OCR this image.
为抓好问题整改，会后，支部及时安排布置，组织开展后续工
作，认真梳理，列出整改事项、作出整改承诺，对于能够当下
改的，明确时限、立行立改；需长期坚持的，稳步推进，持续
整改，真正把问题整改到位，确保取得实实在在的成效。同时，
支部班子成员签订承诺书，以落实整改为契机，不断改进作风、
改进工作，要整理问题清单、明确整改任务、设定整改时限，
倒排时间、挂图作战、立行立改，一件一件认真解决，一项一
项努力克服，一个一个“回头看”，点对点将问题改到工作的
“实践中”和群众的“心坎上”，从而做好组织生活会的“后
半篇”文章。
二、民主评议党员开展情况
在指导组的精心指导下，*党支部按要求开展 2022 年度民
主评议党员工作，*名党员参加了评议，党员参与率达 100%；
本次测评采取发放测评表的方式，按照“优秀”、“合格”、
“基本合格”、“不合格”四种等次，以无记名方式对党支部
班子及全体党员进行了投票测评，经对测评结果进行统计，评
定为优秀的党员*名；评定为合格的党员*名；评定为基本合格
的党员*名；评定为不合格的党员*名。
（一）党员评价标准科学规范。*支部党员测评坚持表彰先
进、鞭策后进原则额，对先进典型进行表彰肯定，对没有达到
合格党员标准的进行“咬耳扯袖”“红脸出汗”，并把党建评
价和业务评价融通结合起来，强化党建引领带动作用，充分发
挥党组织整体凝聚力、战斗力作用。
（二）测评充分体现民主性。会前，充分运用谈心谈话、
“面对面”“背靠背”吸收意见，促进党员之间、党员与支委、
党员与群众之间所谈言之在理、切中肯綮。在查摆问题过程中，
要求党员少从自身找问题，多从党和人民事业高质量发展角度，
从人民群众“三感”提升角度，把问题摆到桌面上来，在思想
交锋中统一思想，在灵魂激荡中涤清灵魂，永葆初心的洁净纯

==

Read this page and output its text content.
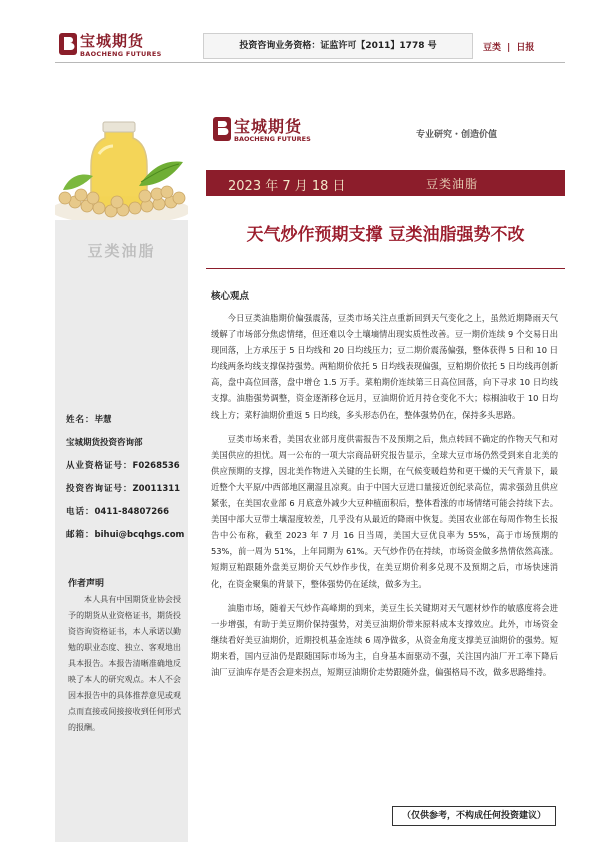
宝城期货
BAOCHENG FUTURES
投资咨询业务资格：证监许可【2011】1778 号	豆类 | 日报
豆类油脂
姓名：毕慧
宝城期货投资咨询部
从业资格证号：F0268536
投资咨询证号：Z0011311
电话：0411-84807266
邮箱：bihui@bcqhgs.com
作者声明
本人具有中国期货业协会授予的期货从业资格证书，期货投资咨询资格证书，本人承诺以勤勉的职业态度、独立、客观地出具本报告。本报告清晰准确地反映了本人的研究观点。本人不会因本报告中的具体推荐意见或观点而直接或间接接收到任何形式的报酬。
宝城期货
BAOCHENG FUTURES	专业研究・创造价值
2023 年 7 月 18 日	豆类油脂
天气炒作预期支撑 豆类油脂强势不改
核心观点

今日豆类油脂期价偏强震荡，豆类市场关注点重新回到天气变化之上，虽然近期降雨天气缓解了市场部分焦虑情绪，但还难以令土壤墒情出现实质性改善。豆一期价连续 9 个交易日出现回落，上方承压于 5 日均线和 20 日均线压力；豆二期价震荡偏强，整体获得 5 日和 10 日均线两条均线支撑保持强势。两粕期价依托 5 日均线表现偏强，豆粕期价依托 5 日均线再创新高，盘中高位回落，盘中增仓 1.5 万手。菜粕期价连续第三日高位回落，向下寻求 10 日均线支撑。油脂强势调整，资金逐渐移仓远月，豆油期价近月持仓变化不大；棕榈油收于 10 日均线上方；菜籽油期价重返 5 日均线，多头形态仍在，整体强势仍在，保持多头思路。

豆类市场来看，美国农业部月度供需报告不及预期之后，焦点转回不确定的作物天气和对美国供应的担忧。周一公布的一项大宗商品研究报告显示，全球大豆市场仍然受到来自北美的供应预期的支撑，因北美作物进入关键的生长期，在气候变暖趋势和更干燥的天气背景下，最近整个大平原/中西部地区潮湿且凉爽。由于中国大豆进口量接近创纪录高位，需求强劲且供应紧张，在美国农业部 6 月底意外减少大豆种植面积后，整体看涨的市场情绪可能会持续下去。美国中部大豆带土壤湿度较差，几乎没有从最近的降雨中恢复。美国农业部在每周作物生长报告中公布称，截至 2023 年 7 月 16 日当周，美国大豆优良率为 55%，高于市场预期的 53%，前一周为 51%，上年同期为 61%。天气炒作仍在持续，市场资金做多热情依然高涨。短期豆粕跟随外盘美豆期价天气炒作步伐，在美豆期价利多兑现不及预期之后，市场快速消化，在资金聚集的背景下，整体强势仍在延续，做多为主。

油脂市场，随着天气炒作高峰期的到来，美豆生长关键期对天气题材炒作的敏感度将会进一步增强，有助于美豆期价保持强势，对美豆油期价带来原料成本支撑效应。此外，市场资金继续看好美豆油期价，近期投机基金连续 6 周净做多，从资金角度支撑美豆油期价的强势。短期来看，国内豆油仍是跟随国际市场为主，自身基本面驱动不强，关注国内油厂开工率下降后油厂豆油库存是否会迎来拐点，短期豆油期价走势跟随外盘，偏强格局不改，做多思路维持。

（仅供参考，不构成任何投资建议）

◆ What is being asked ◆
Pull every line containing "立行立改" from the material above.

◆ Output for this task ◆
改的，明确时限、立行立改；需长期坚持的，稳步推进，持续
倒排时间、挂图作战、立行立改，一件一件认真解决，一项一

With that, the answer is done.